Written exercise: Within the material below, find each line bearing the word "ГОСТ" and present it.

Data in this exercise:
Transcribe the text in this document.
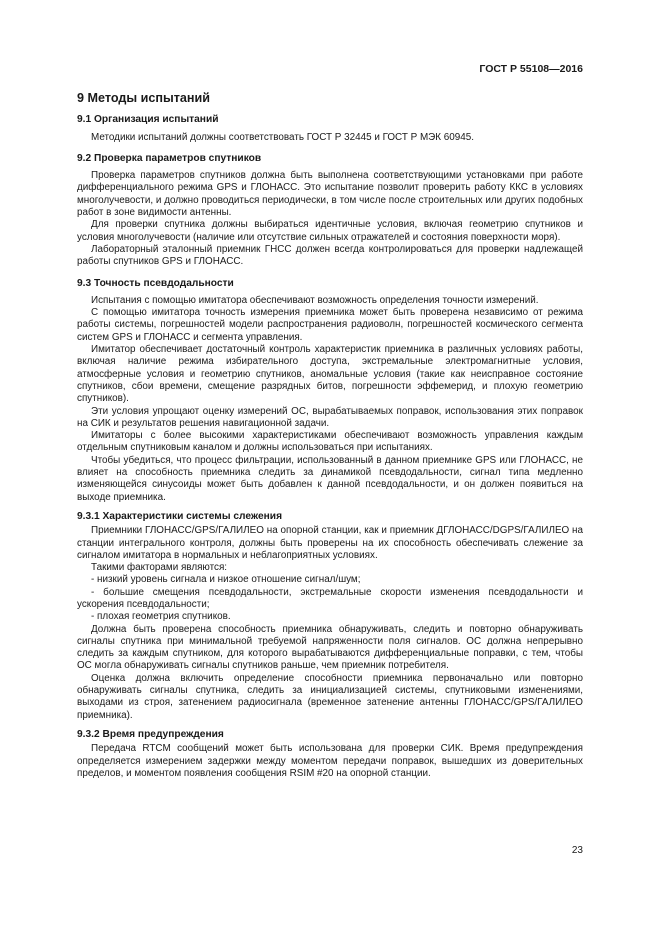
ГОСТ Р 55108—2016
9 Методы испытаний
9.1 Организация испытаний

Методики испытаний должны соответствовать ГОСТ Р 32445 и ГОСТ Р МЭК 60945.

9.2 Проверка параметров спутников

Проверка параметров спутников должна быть выполнена соответствующими установками при работе дифференциального режима GPS и ГЛОНАСС. Это испытание позволит проверить работу ККС в условиях многолучевости, и должно проводиться периодически, в том числе после строительных или других подобных работ в зоне видимости антенны.

Для проверки спутника должны выбираться идентичные условия, включая геометрию спутников и условия многолучевости (наличие или отсутствие сильных отражателей и состояния поверхности моря).

Лабораторный эталонный приемник ГНСС должен всегда контролироваться для проверки надлежащей работы спутников GPS и ГЛОНАСС.

9.3 Точность псевдодальности

Испытания с помощью имитатора обеспечивают возможность определения точности измерений.

С помощью имитатора точность измерения приемника может быть проверена независимо от режима работы системы, погрешностей модели распространения радиоволн, погрешностей космического сегмента систем GPS и ГЛОНАСС и сегмента управления.

Имитатор обеспечивает достаточный контроль характеристик приемника в различных условиях работы, включая наличие режима избирательного доступа, экстремальные электромагнитные условия, атмосферные условия и геометрию спутников, аномальные условия (такие как неисправное состояние спутников, сбои времени, смещение разрядных битов, погрешности эффемерид, и плохую геометрию спутников).

Эти условия упрощают оценку измерений ОС, вырабатываемых поправок, использования этих поправок на СИК и результатов решения навигационной задачи.

Имитаторы с более высокими характеристиками обеспечивают возможность управления каждым отдельным спутниковым каналом и должны использоваться при испытаниях.

Чтобы убедиться, что процесс фильтрации, использованный в данном приемнике GPS или ГЛОНАСС, не влияет на способность приемника следить за динамикой псевдодальности, сигнал типа медленно изменяющейся синусоиды может быть добавлен к данной псевдодальности, и он должен появиться на выходе приемника.

9.3.1 Характеристики системы слежения

Приемники ГЛОНАСС/GPS/ГАЛИЛЕО на опорной станции, как и приемник ДГЛОНАСС/DGPS/ГАЛИЛЕО на станции интегрального контроля, должны быть проверены на их способность обеспечивать слежение за сигналом имитатора в нормальных и неблагоприятных условиях.

Такими факторами являются:

- низкий уровень сигнала и низкое отношение сигнал/шум;

- большие смещения псевдодальности, экстремальные скорости изменения псевдодальности и ускорения псевдодальности;

- плохая геометрия спутников.

Должна быть проверена способность приемника обнаруживать, следить и повторно обнаруживать сигналы спутника при минимальной требуемой напряженности поля сигналов. ОС должна непрерывно следить за каждым спутником, для которого вырабатываются дифференциальные поправки, с тем, чтобы ОС могла обнаруживать сигналы спутников раньше, чем приемник потребителя.

Оценка должна включить определение способности приемника первоначально или повторно обнаруживать сигналы спутника, следить за инициализацией системы, спутниковыми изменениями, выходами из строя, затенением радиосигнала (временное затенение антенны ГЛОНАСС/GPS/ГАЛИЛЕО приемника).

9.3.2 Время предупреждения

Передача RTCM сообщений может быть использована для проверки СИК. Время предупреждения определяется измерением задержки между моментом передачи поправок, вышедших из доверительных пределов, и моментом появления сообщения RSIM #20 на опорной станции.

23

The completed task:
ГОСТ Р 55108—2016
Методики испытаний должны соответствовать ГОСТ Р 32445 и ГОСТ Р МЭК 60945.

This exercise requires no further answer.